→ **Written exercise**
Rename "Relative Gain" to "Normalized Gain" throughout the lines below, keeping everything else unchanged. Leave the pictures out of the output.

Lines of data
##############################
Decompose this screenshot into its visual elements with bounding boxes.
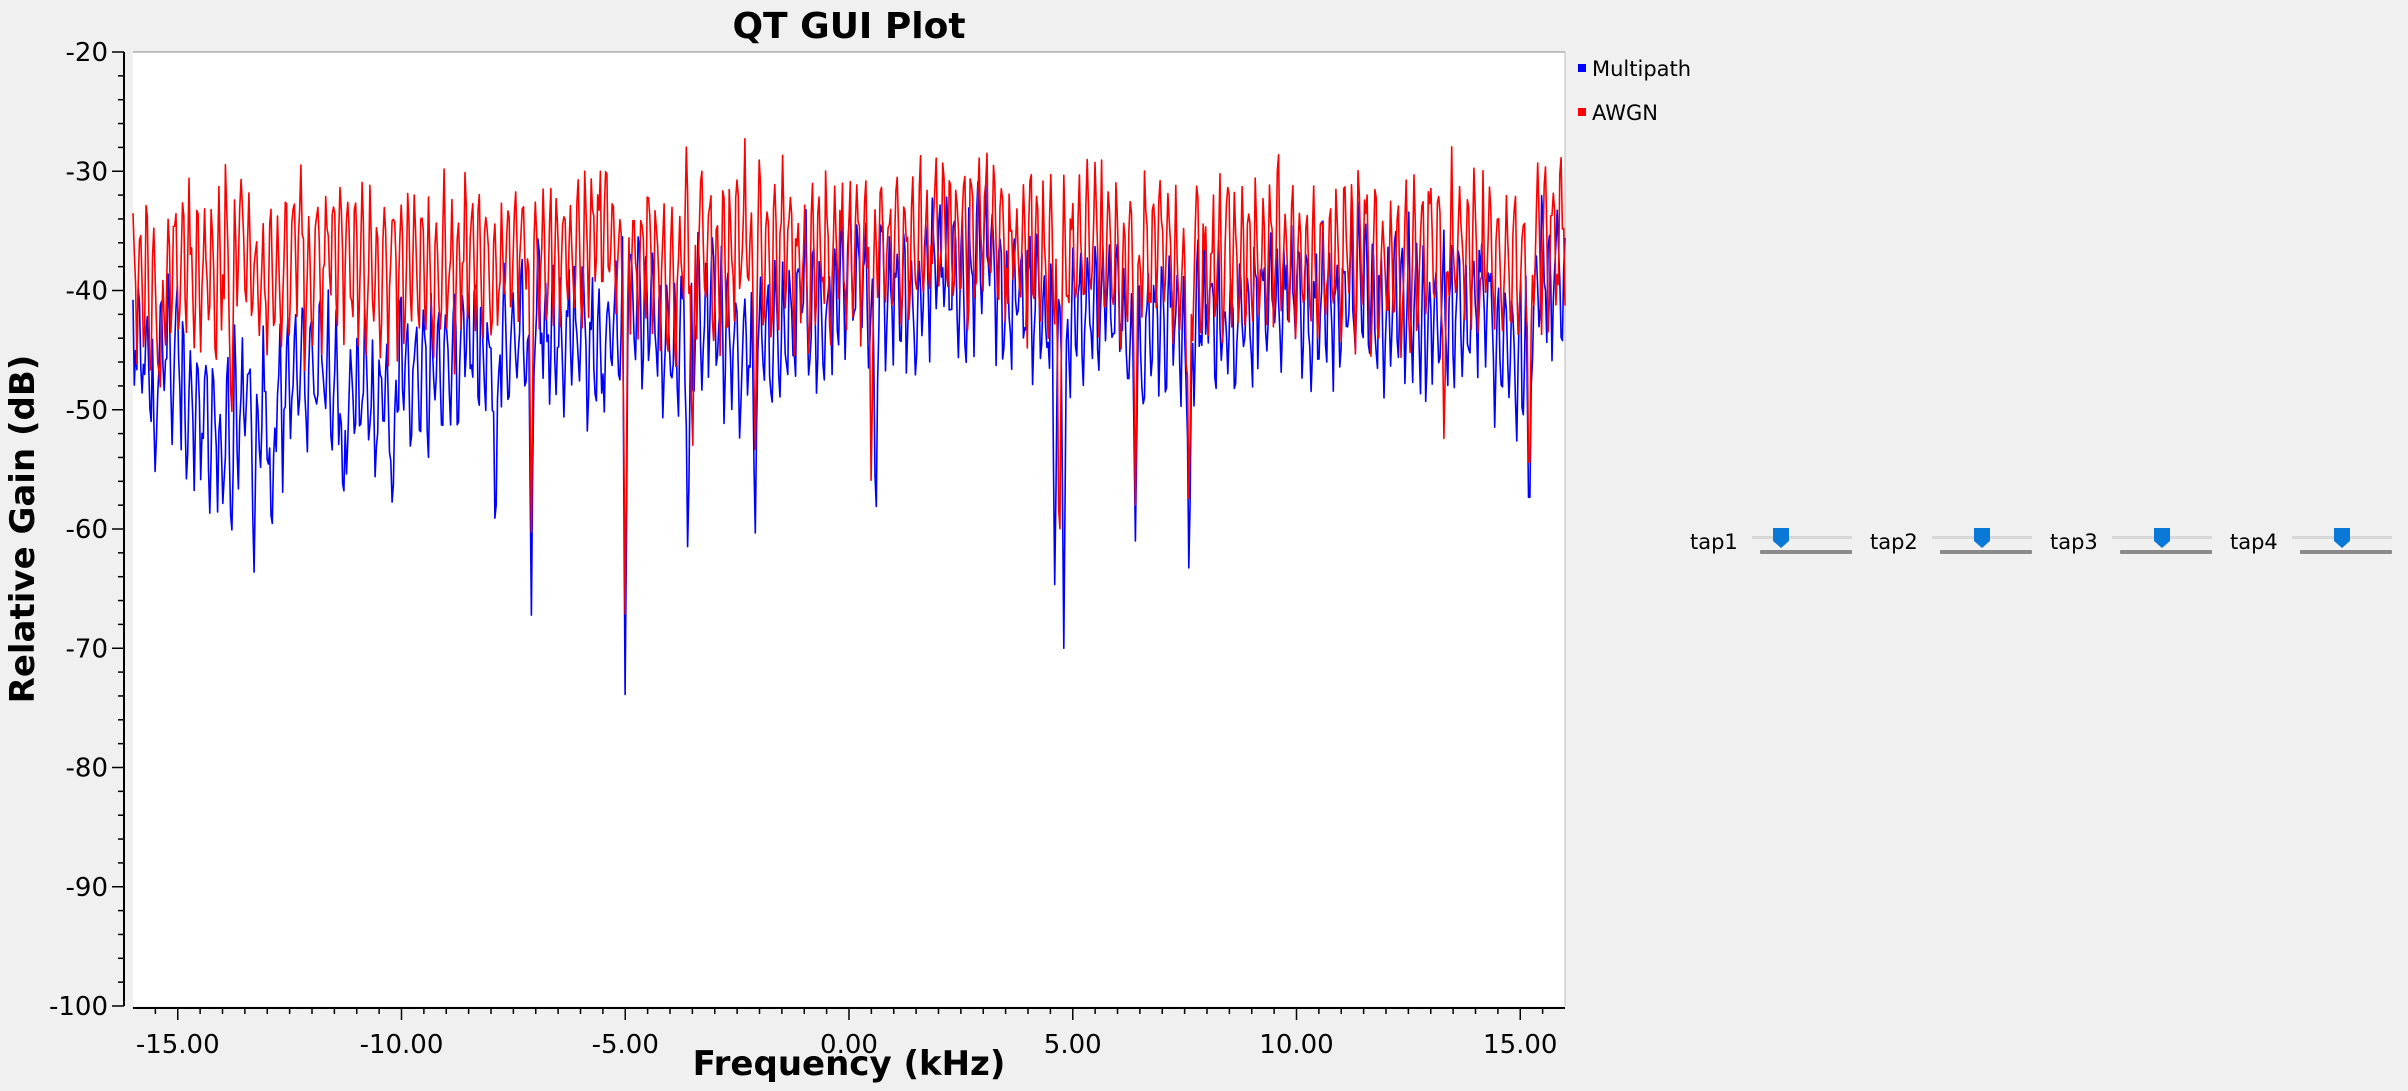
tap2-label: tap2 [1870,530,1918,554]
x-tick-label: 5.00 [1044,1030,1102,1060]
y-tick-label: -20 [66,38,108,68]
tap-controls: tap1 tap2 tap3 tap4 [1690,522,2408,562]
y-axis-title: Relative Gain (dB) [3,355,43,704]
legend-swatch-multipath [1578,64,1586,72]
x-tick-label: -10.00 [360,1030,444,1060]
x-tick-label: 10.00 [1259,1030,1333,1060]
tap4-label: tap4 [2230,530,2278,554]
tap3-control: tap3 [2050,522,2230,562]
tap3-slider[interactable] [2112,522,2212,562]
tap1-slider-handle[interactable] [1773,528,1789,548]
x-axis: -15.00 -10.00 -5.00 0.00 5.00 10.00 15.00 [133,1007,1565,1060]
y-tick-label: -60 [66,515,108,545]
y-tick-label: -30 [66,157,108,187]
tap1-slider[interactable] [1752,522,1852,562]
y-tick-label: -80 [66,754,108,784]
legend-swatch-awgn [1578,108,1586,116]
legend-label-multipath: Multipath [1592,57,1691,81]
tap1-label: tap1 [1690,530,1738,554]
x-tick-label: 0.00 [820,1030,878,1060]
y-tick-label: -90 [66,873,108,903]
plot-title: QT GUI Plot [732,6,965,47]
tap4-control: tap4 [2230,522,2408,562]
x-tick-label: -15.00 [136,1030,220,1060]
y-tick-label: -70 [66,634,108,664]
y-tick-label: -40 [66,277,108,307]
x-tick-label: -5.00 [592,1030,659,1060]
tap2-slider[interactable] [1932,522,2032,562]
tap3-slider-handle[interactable] [2154,528,2170,548]
x-tick-label: 15.00 [1483,1030,1557,1060]
plot-canvas[interactable] [133,52,1565,1006]
legend: Multipath AWGN [1578,57,1691,125]
tap3-label: tap3 [2050,530,2098,554]
tap4-slider[interactable] [2292,522,2392,562]
tap4-slider-handle[interactable] [2334,528,2350,548]
x-axis-title: Frequency (kHz) [693,1044,1006,1084]
tap2-slider-handle[interactable] [1974,528,1990,548]
tap1-control: tap1 [1690,522,1870,562]
tap2-control: tap2 [1870,522,2050,562]
y-axis: -20 -30 -40 -50 -60 -70 -80 -90 -100 [49,38,125,1022]
y-tick-label: -50 [66,396,108,426]
series-layer [132,137,1566,696]
legend-label-awgn: AWGN [1592,101,1658,125]
series-line-awgn [132,137,1566,615]
y-tick-label: -100 [49,992,108,1022]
##############################
→ **Solution**
Decompose this screenshot into its visual elements with bounding boxes.
tap2-label: tap2 [1870,530,1918,554]
x-tick-label: 5.00 [1044,1030,1102,1060]
y-tick-label: -20 [66,38,108,68]
tap-controls: tap1 tap2 tap3 tap4 [1690,522,2408,562]
y-axis-title: Normalized Gain (dB) [3,355,43,704]
legend-swatch-multipath [1578,64,1586,72]
x-tick-label: -10.00 [360,1030,444,1060]
x-tick-label: 10.00 [1259,1030,1333,1060]
tap4-label: tap4 [2230,530,2278,554]
tap3-control: tap3 [2050,522,2230,562]
tap3-slider[interactable] [2112,522,2212,562]
tap1-slider-handle[interactable] [1773,528,1789,548]
x-axis: -15.00 -10.00 -5.00 0.00 5.00 10.00 15.00 [133,1007,1565,1060]
y-tick-label: -60 [66,515,108,545]
y-tick-label: -30 [66,157,108,187]
tap1-slider[interactable] [1752,522,1852,562]
y-tick-label: -80 [66,754,108,784]
legend-swatch-awgn [1578,108,1586,116]
legend-label-multipath: Multipath [1592,57,1691,81]
tap1-label: tap1 [1690,530,1738,554]
x-tick-label: 0.00 [820,1030,878,1060]
y-tick-label: -90 [66,873,108,903]
plot-title: QT GUI Plot [732,6,965,47]
tap4-control: tap4 [2230,522,2408,562]
x-tick-label: -15.00 [136,1030,220,1060]
y-tick-label: -70 [66,634,108,664]
y-tick-label: -40 [66,277,108,307]
x-tick-label: -5.00 [592,1030,659,1060]
tap2-slider[interactable] [1932,522,2032,562]
tap3-slider-handle[interactable] [2154,528,2170,548]
x-tick-label: 15.00 [1483,1030,1557,1060]
plot-canvas[interactable] [133,52,1565,1006]
legend: Multipath AWGN [1578,57,1691,125]
tap3-label: tap3 [2050,530,2098,554]
tap4-slider[interactable] [2292,522,2392,562]
tap4-slider-handle[interactable] [2334,528,2350,548]
x-axis-title: Frequency (kHz) [693,1044,1006,1084]
tap2-slider-handle[interactable] [1974,528,1990,548]
tap1-control: tap1 [1690,522,1870,562]
tap2-control: tap2 [1870,522,2050,562]
y-axis: -20 -30 -40 -50 -60 -70 -80 -90 -100 [49,38,125,1022]
y-tick-label: -50 [66,396,108,426]
series-layer [132,137,1566,696]
legend-label-awgn: AWGN [1592,101,1658,125]
series-line-awgn [132,137,1566,615]
y-tick-label: -100 [49,992,108,1022]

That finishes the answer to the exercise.